## [Goal]
Without the images, output each record below as it stands.

* Begin Provided records *

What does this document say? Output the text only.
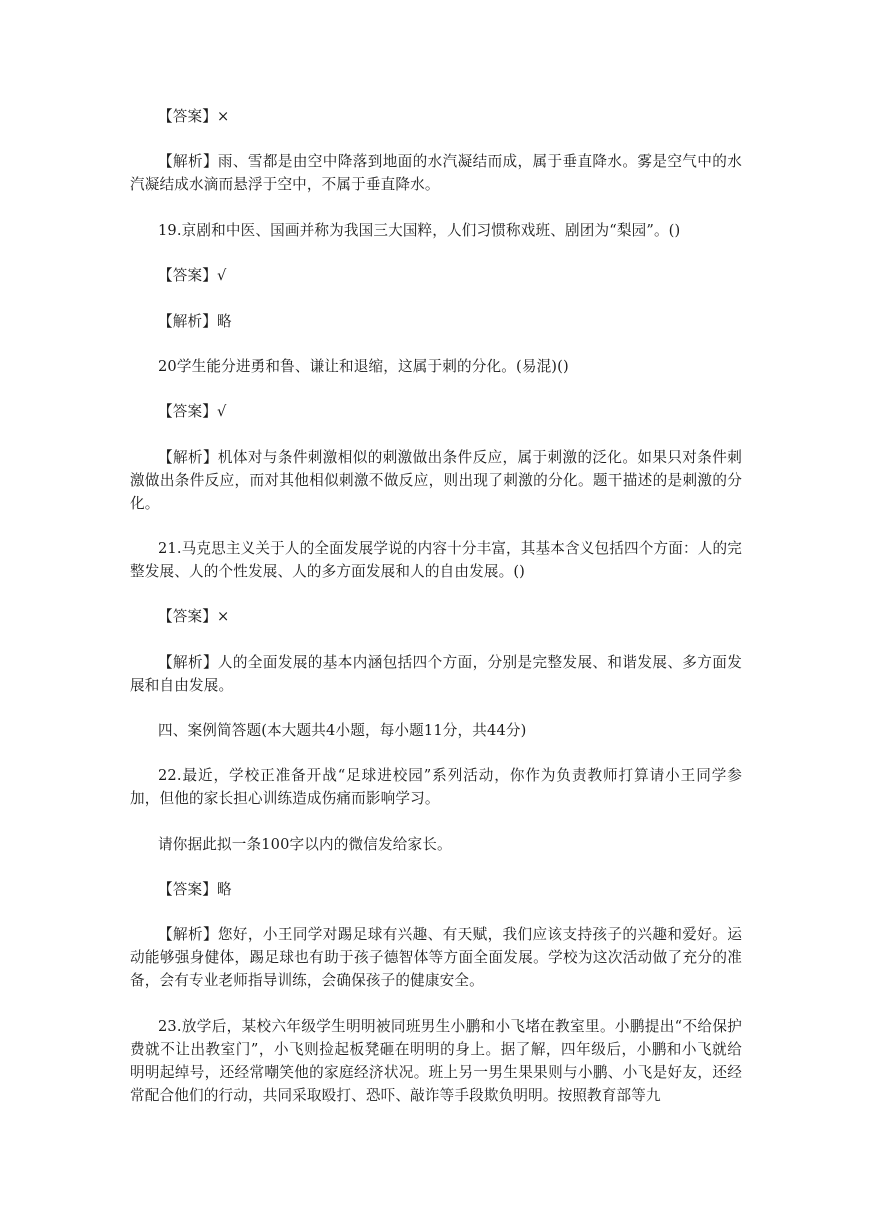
【答案】×

【解析】雨、雪都是由空中降落到地面的水汽凝结而成，属于垂直降水。雾是空气中的水汽凝结成水滴而悬浮于空中，不属于垂直降水。

19.京剧和中医、国画并称为我国三大国粹，人们习惯称戏班、剧团为“梨园”。()

【答案】√

【解析】略

20学生能分进勇和鲁、谦让和退缩，这属于刺的分化。(易混)()

【答案】√

【解析】机体对与条件刺激相似的刺激做出条件反应，属于刺激的泛化。如果只对条件刺激做出条件反应，而对其他相似刺激不做反应，则出现了刺激的分化。题干描述的是刺激的分化。

21.马克思主义关于人的全面发展学说的内容十分丰富，其基本含义包括四个方面：人的完整发展、人的个性发展、人的多方面发展和人的自由发展。()

【答案】×

【解析】人的全面发展的基本内涵包括四个方面，分别是完整发展、和谐发展、多方面发展和自由发展。

四、案例简答题(本大题共4小题，每小题11分，共44分)

22.最近，学校正准备开战“足球进校园”系列活动，你作为负责教师打算请小王同学参加，但他的家长担心训练造成伤痛而影响学习。

请你据此拟一条100字以内的微信发给家长。

【答案】略

【解析】您好，小王同学对踢足球有兴趣、有天赋，我们应该支持孩子的兴趣和爱好。运动能够强身健体，踢足球也有助于孩子德智体等方面全面发展。学校为这次活动做了充分的准备，会有专业老师指导训练，会确保孩子的健康安全。

23.放学后，某校六年级学生明明被同班男生小鹏和小飞堵在教室里。小鹏提出“不给保护费就不让出教室门”，小飞则捡起板凳砸在明明的身上。据了解，四年级后，小鹏和小飞就给明明起绰号，还经常嘲笑他的家庭经济状况。班上另一男生果果则与小鹏、小飞是好友，还经常配合他们的行动，共同采取殴打、恐吓、敲诈等手段欺负明明。按照教育部等九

* End Provided records *

## [Completed exercise]
What does this document say? Output the text only.
【答案】×

【解析】雨、雪都是由空中降落到地面的水汽凝结而成，属于垂直降水。雾是空气中的水汽凝结成水滴而悬浮于空中，不属于垂直降水。

19.京剧和中医、国画并称为我国三大国粹，人们习惯称戏班、剧团为“梨园”。()

【答案】√

【解析】略

20学生能分进勇和鲁、谦让和退缩，这属于刺的分化。(易混)()

【答案】√

【解析】机体对与条件刺激相似的刺激做出条件反应，属于刺激的泛化。如果只对条件刺激做出条件反应，而对其他相似刺激不做反应，则出现了刺激的分化。题干描述的是刺激的分化。

21.马克思主义关于人的全面发展学说的内容十分丰富，其基本含义包括四个方面：人的完整发展、人的个性发展、人的多方面发展和人的自由发展。()

【答案】×

【解析】人的全面发展的基本内涵包括四个方面，分别是完整发展、和谐发展、多方面发展和自由发展。

四、案例简答题(本大题共4小题，每小题11分，共44分)

22.最近，学校正准备开战“足球进校园”系列活动，你作为负责教师打算请小王同学参加，但他的家长担心训练造成伤痛而影响学习。

请你据此拟一条100字以内的微信发给家长。

【答案】略

【解析】您好，小王同学对踢足球有兴趣、有天赋，我们应该支持孩子的兴趣和爱好。运动能够强身健体，踢足球也有助于孩子德智体等方面全面发展。学校为这次活动做了充分的准备，会有专业老师指导训练，会确保孩子的健康安全。

23.放学后，某校六年级学生明明被同班男生小鹏和小飞堵在教室里。小鹏提出“不给保护费就不让出教室门”，小飞则捡起板凳砸在明明的身上。据了解，四年级后，小鹏和小飞就给明明起绰号，还经常嘲笑他的家庭经济状况。班上另一男生果果则与小鹏、小飞是好友，还经常配合他们的行动，共同采取殴打、恐吓、敲诈等手段欺负明明。按照教育部等九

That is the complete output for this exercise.